Exclude pictures; retype the lines below from the line containing "Transcribe this chart's" through the end of the records, both ends kept.

= SUPPLIED INFORMATION =
________________________

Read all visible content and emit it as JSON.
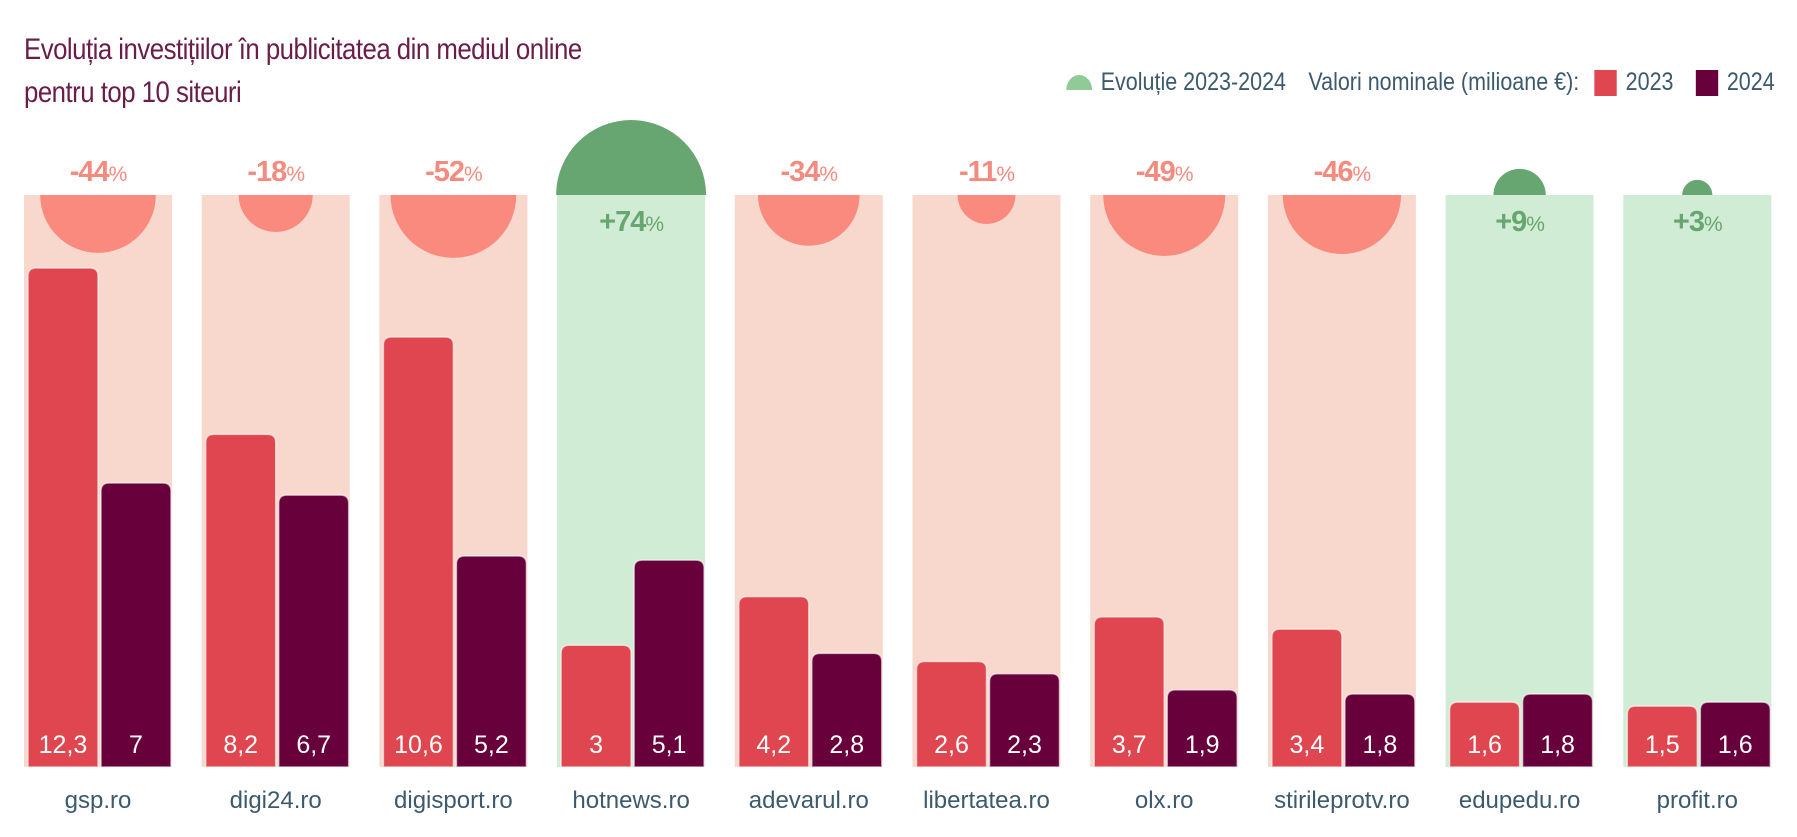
{
  "chart_data": {
    "type": "bar",
    "title": "Evoluția investițiilor în publicitatea din mediul online pentru top 10 siteuri",
    "title_lines": [
      "Evoluția investițiilor în publicitatea din mediul online",
      "pentru top 10 siteuri"
    ],
    "xlabel": "",
    "ylabel": "Valori nominale (milioane €)",
    "ylim": [
      0,
      12.3
    ],
    "grid": false,
    "legend_position": "top-right",
    "legend": {
      "evolution_label": "Evoluție 2023-2024",
      "values_label": "Valori nominale (milioane €):",
      "series_2023_label": "2023",
      "series_2024_label": "2024"
    },
    "categories": [
      "gsp.ro",
      "digi24.ro",
      "digisport.ro",
      "hotnews.ro",
      "adevarul.ro",
      "libertatea.ro",
      "olx.ro",
      "stirileprotv.ro",
      "edupedu.ro",
      "profit.ro"
    ],
    "series": [
      {
        "name": "2023",
        "color": "#e0464f",
        "values": [
          12.3,
          8.2,
          10.6,
          3,
          4.2,
          2.6,
          3.7,
          3.4,
          1.6,
          1.5
        ],
        "labels": [
          "12,3",
          "8,2",
          "10,6",
          "3",
          "4,2",
          "2,6",
          "3,7",
          "3,4",
          "1,6",
          "1,5"
        ]
      },
      {
        "name": "2024",
        "color": "#68003c",
        "values": [
          7,
          6.7,
          5.2,
          5.1,
          2.8,
          2.3,
          1.9,
          1.8,
          1.8,
          1.6
        ],
        "labels": [
          "7",
          "6,7",
          "5,2",
          "5,1",
          "2,8",
          "2,3",
          "1,9",
          "1,8",
          "1,8",
          "1,6"
        ]
      }
    ],
    "evolution": {
      "name": "Evoluție 2023-2024",
      "values": [
        -44,
        -18,
        -52,
        74,
        -34,
        -11,
        -49,
        -46,
        9,
        3
      ],
      "labels": [
        "-44",
        "-18",
        "-52",
        "+74",
        "-34",
        "-11",
        "-49",
        "-46",
        "+9",
        "+3"
      ],
      "unit": "%"
    }
  },
  "colors": {
    "title": "#6b1d4a",
    "axis_text": "#3c5a6e",
    "bar_2023": "#e0464f",
    "bar_2024": "#68003c",
    "negative_bg": "#f8d8cc",
    "negative_circle": "#fb8a7e",
    "negative_text": "#f58a7e",
    "positive_bg": "#d1ecd4",
    "positive_circle": "#67a571",
    "positive_text": "#67a571",
    "legend_semi": "#8fca97"
  }
}
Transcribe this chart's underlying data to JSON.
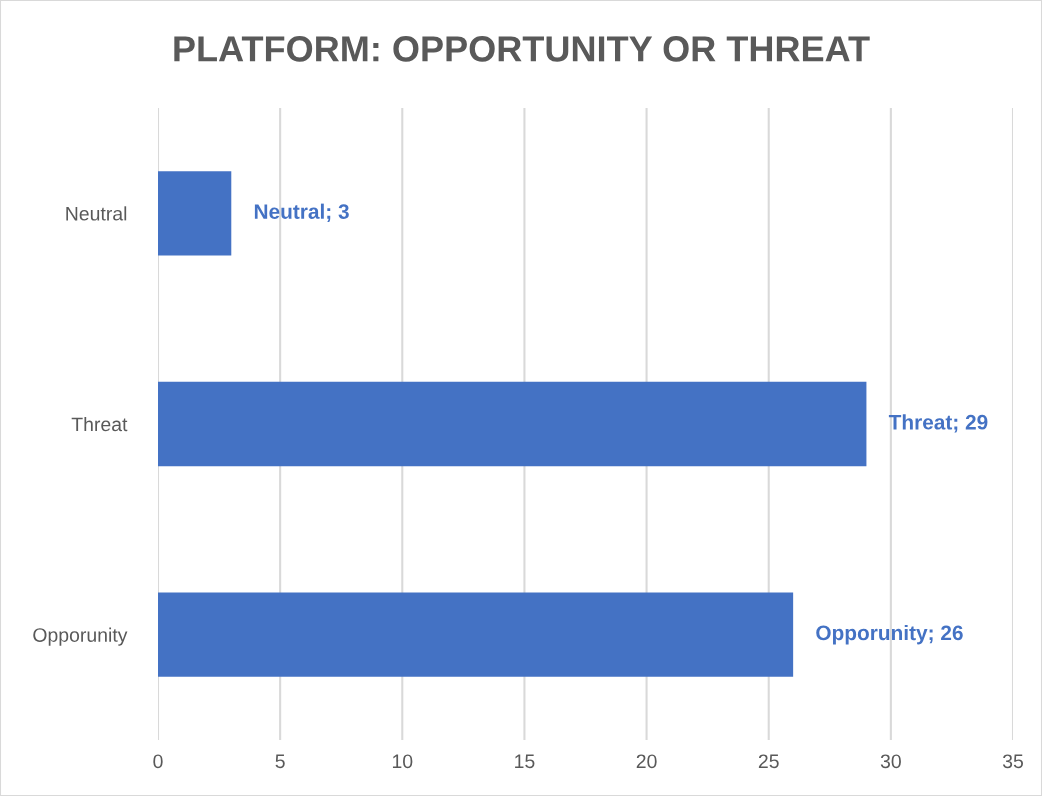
{
  "chart_data": {
    "type": "bar",
    "orientation": "horizontal",
    "title": "PLATFORM: OPPORTUNITY OR THREAT",
    "categories": [
      "Neutral",
      "Threat",
      "Opporunity"
    ],
    "values": [
      3,
      29,
      26
    ],
    "color": "#4472c4",
    "value_labels": [
      "Neutral; 3",
      "Threat; 29",
      "Opporunity; 26"
    ],
    "xlim": [
      0,
      35
    ],
    "xticks": [
      0,
      5,
      10,
      15,
      20,
      25,
      30,
      35
    ],
    "grid": "x",
    "legend": false
  }
}
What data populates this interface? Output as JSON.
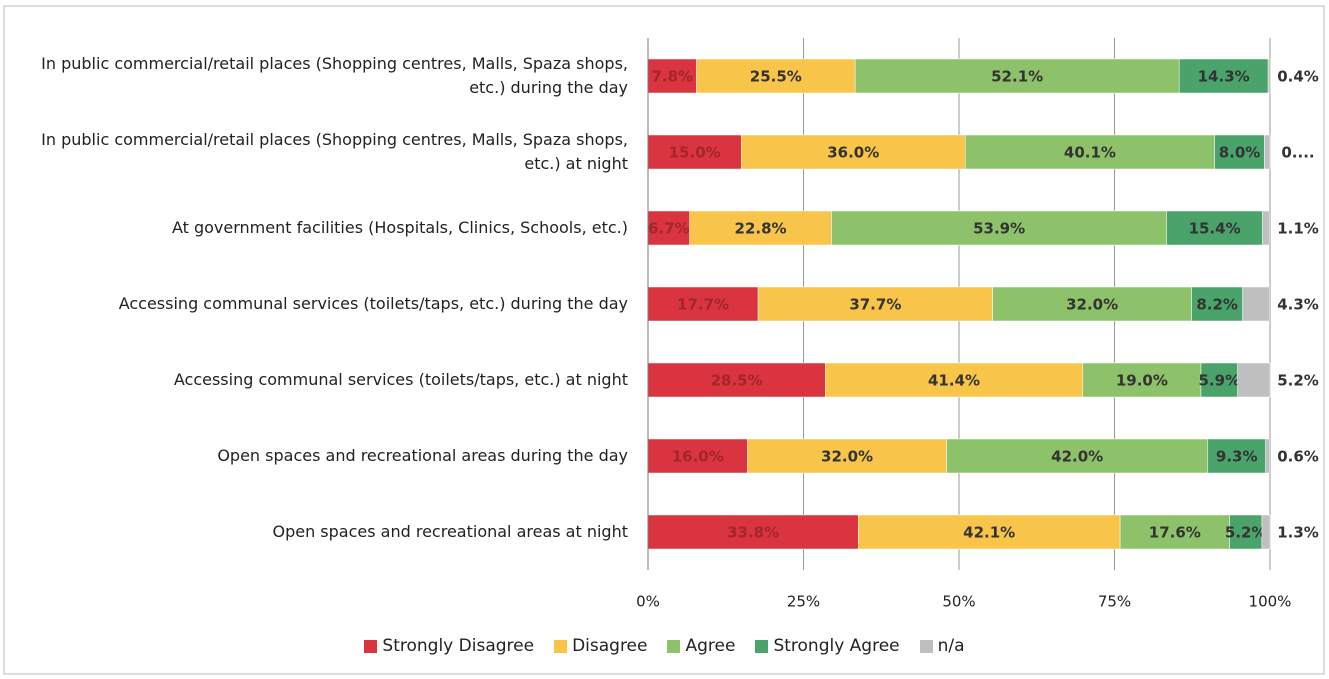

________________________

= COMPLETED TASK =
Transcribe this chart's underlying data to JSON.
{
  "chart_data": {
    "type": "bar",
    "orientation": "horizontal",
    "title": "PLATFORM: OPPORTUNITY OR THREAT",
    "categories": [
      "Neutral",
      "Threat",
      "Opporunity"
    ],
    "values": [
      3,
      29,
      26
    ],
    "color": "#4472c4",
    "value_labels": [
      "Neutral; 3",
      "Threat; 29",
      "Opporunity; 26"
    ],
    "xlim": [
      0,
      35
    ],
    "xticks": [
      0,
      5,
      10,
      15,
      20,
      25,
      30,
      35
    ],
    "grid": "x",
    "legend": false
  }
}
What data populates this interface? Output as JSON.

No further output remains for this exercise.